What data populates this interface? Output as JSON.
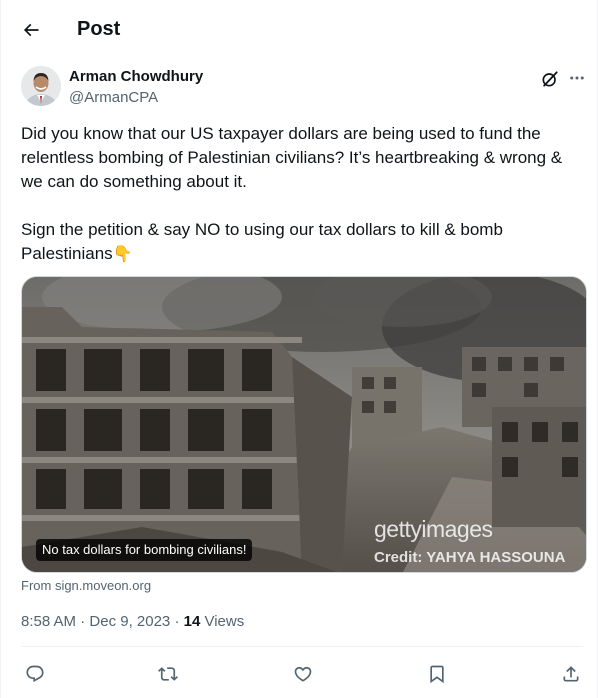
{
  "header": {
    "title": "Post",
    "back_icon": "arrow-left-icon"
  },
  "author": {
    "display_name": "Arman Chowdhury",
    "handle": "@ArmanCPA",
    "avatar_icon": "profile-photo"
  },
  "tweet": {
    "paragraph_1": "Did you know that our US taxpayer dollars are being used to fund the relentless bombing of Palestinian civilians? It’s heartbreaking & wrong & we can do something about it.",
    "paragraph_2": "Sign the petition & say NO to using our tax dollars to kill & bomb Palestinians",
    "emoji": "👇"
  },
  "media": {
    "caption": "No tax dollars for bombing civilians!",
    "watermark_brand": "gettyimages",
    "watermark_credit": "Credit: YAHYA HASSOUNA",
    "source": "From sign.moveon.org"
  },
  "meta": {
    "time": "8:58 AM",
    "separator": "·",
    "date": "Dec 9, 2023",
    "views_count": "14",
    "views_label": "Views"
  },
  "actions": [
    "reply-icon",
    "repost-icon",
    "like-icon",
    "bookmark-icon",
    "share-icon"
  ],
  "colors": {
    "text": "#0f1419",
    "secondary": "#536471",
    "border": "#eff3f4"
  }
}
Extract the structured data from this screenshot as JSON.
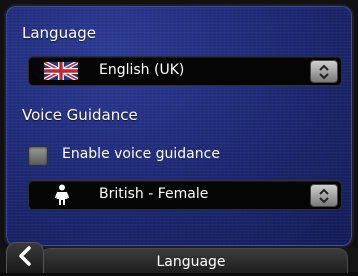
{
  "language_section": {
    "label": "Language",
    "selected_value": "English (UK)",
    "flag_icon": "uk-flag-icon"
  },
  "voice_section": {
    "label": "Voice Guidance",
    "enable_checkbox_label": "Enable voice guidance",
    "enable_checked": false,
    "selected_voice": "British - Female",
    "voice_icon": "female-person-icon"
  },
  "footer": {
    "title": "Language",
    "back_icon": "chevron-left-icon"
  },
  "colors": {
    "panel_bg": "#1c2772",
    "select_bg": "#050505",
    "text": "#ffffff"
  }
}
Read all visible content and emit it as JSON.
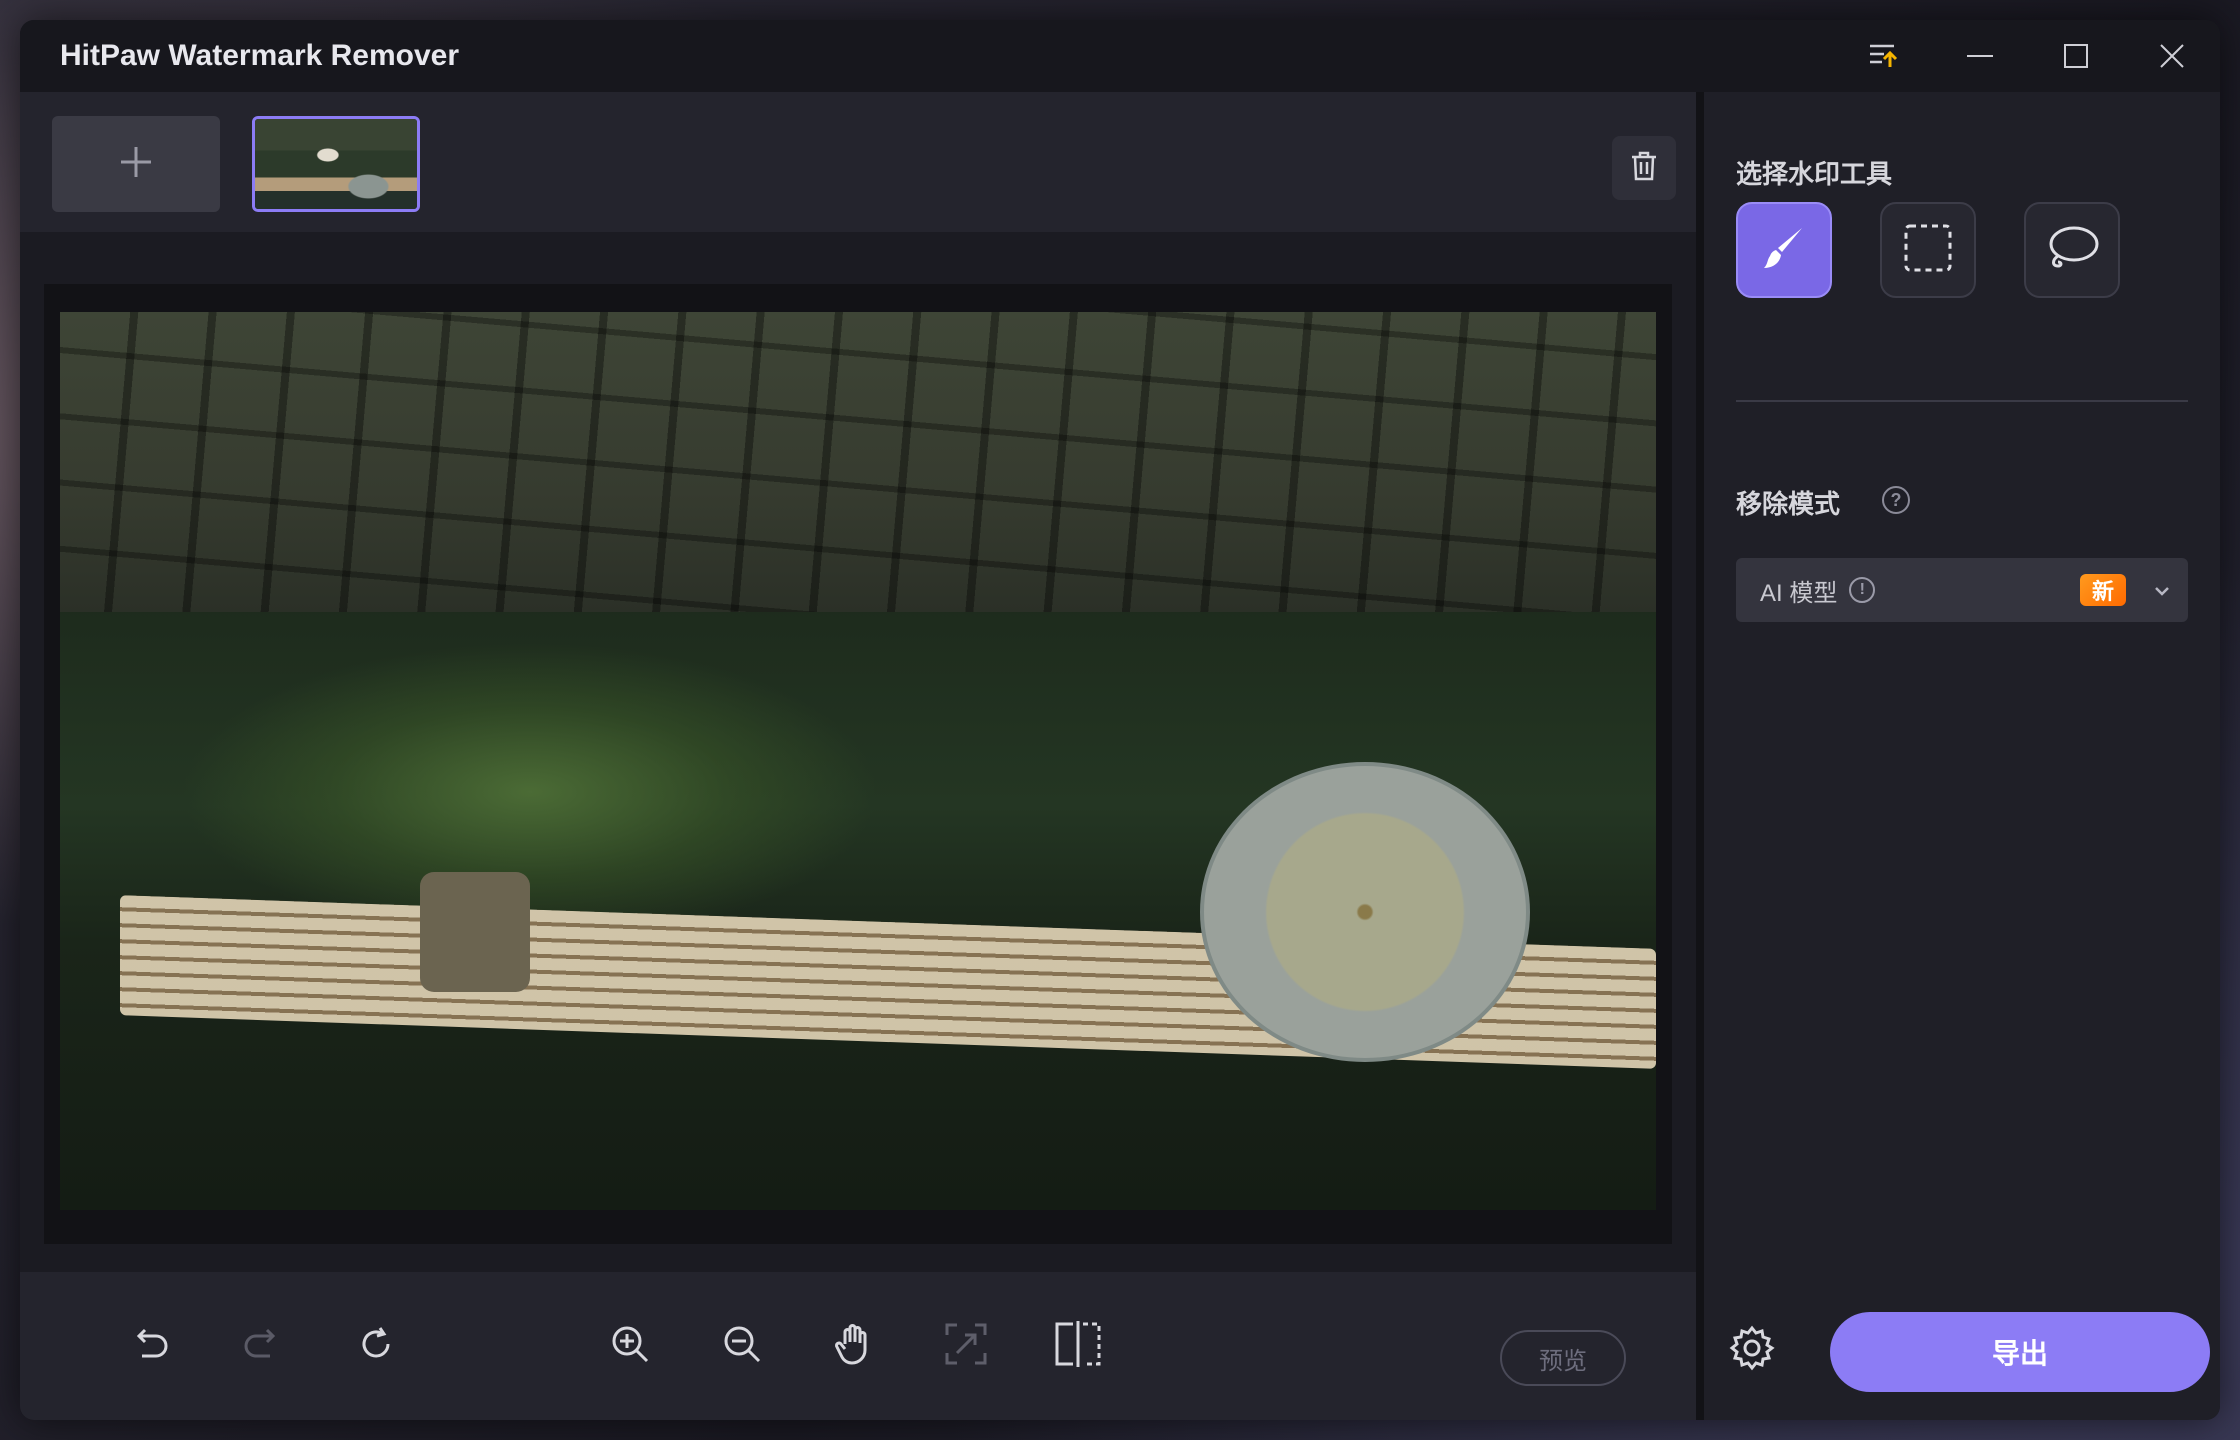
{
  "window": {
    "title": "HitPaw Watermark Remover",
    "controls": [
      "queue-icon",
      "minimize-icon",
      "maximize-icon",
      "close-icon"
    ]
  },
  "thumbnails": {
    "add_icon": "plus-icon",
    "items": [
      {
        "selected": true
      }
    ],
    "delete_icon": "trash-icon"
  },
  "toolbar": {
    "undo_icon": "undo-icon",
    "redo_icon": "redo-icon",
    "reset_icon": "reset-icon",
    "zoom_in_icon": "zoom-in-icon",
    "zoom_out_icon": "zoom-out-icon",
    "pan_icon": "hand-icon",
    "fit_icon": "fit-screen-icon",
    "compare_icon": "compare-icon",
    "preview_label": "预览"
  },
  "side_panel": {
    "tool_section_title": "选择水印工具",
    "tools": [
      {
        "name": "brush-tool",
        "icon": "brush-icon",
        "active": true
      },
      {
        "name": "rectangle-tool",
        "icon": "rect-select-icon",
        "active": false
      },
      {
        "name": "lasso-tool",
        "icon": "lasso-icon",
        "active": false
      }
    ],
    "mode_section_title": "移除模式",
    "mode_value": "AI 模型",
    "mode_badge": "新",
    "export_label": "导出"
  },
  "colors": {
    "accent": "#8c7cf5",
    "badge": "#ff7a00",
    "background": "#1b1b22"
  }
}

## JOB
Every line above should be returned word for word, with the pictures left behind.

## TASK OUTPUT
What data populates this interface? Output as JSON.
{
  "header": {
    "title": "Post",
    "back_icon": "arrow-left-icon"
  },
  "author": {
    "display_name": "Arman Chowdhury",
    "handle": "@ArmanCPA",
    "avatar_icon": "profile-photo"
  },
  "tweet": {
    "paragraph_1": "Did you know that our US taxpayer dollars are being used to fund the relentless bombing of Palestinian civilians? It’s heartbreaking & wrong & we can do something about it.",
    "paragraph_2": "Sign the petition & say NO to using our tax dollars to kill & bomb Palestinians",
    "emoji": "👇"
  },
  "media": {
    "caption": "No tax dollars for bombing civilians!",
    "watermark_brand": "gettyimages",
    "watermark_credit": "Credit: YAHYA HASSOUNA",
    "source": "From sign.moveon.org"
  },
  "meta": {
    "time": "8:58 AM",
    "separator": "·",
    "date": "Dec 9, 2023",
    "views_count": "14",
    "views_label": "Views"
  },
  "actions": [
    "reply-icon",
    "repost-icon",
    "like-icon",
    "bookmark-icon",
    "share-icon"
  ],
  "colors": {
    "text": "#0f1419",
    "secondary": "#536471",
    "border": "#eff3f4"
  }
}
Extract the structured data from this screenshot as JSON.
{
  "language_section": {
    "label": "Language",
    "selected_value": "English (UK)",
    "flag_icon": "uk-flag-icon"
  },
  "voice_section": {
    "label": "Voice Guidance",
    "enable_checkbox_label": "Enable voice guidance",
    "enable_checked": false,
    "selected_voice": "British - Female",
    "voice_icon": "female-person-icon"
  },
  "footer": {
    "title": "Language",
    "back_icon": "chevron-left-icon"
  },
  "colors": {
    "panel_bg": "#1c2772",
    "select_bg": "#050505",
    "text": "#ffffff"
  }
}
Read all visible content and emit it as JSON.
{
  "window": {
    "title": "HitPaw Watermark Remover",
    "controls": [
      "queue-icon",
      "minimize-icon",
      "maximize-icon",
      "close-icon"
    ]
  },
  "thumbnails": {
    "add_icon": "plus-icon",
    "items": [
      {
        "selected": true
      }
    ],
    "delete_icon": "trash-icon"
  },
  "toolbar": {
    "undo_icon": "undo-icon",
    "redo_icon": "redo-icon",
    "reset_icon": "reset-icon",
    "zoom_in_icon": "zoom-in-icon",
    "zoom_out_icon": "zoom-out-icon",
    "pan_icon": "hand-icon",
    "fit_icon": "fit-screen-icon",
    "compare_icon": "compare-icon",
    "preview_label": "预览"
  },
  "side_panel": {
    "tool_section_title": "选择水印工具",
    "tools": [
      {
        "name": "brush-tool",
        "icon": "brush-icon",
        "active": true
      },
      {
        "name": "rectangle-tool",
        "icon": "rect-select-icon",
        "active": false
      },
      {
        "name": "lasso-tool",
        "icon": "lasso-icon",
        "active": false
      }
    ],
    "mode_section_title": "移除模式",
    "mode_value": "AI 模型",
    "mode_badge": "新",
    "export_label": "导出"
  },
  "colors": {
    "accent": "#8c7cf5",
    "badge": "#ff7a00",
    "background": "#1b1b22"
  }
}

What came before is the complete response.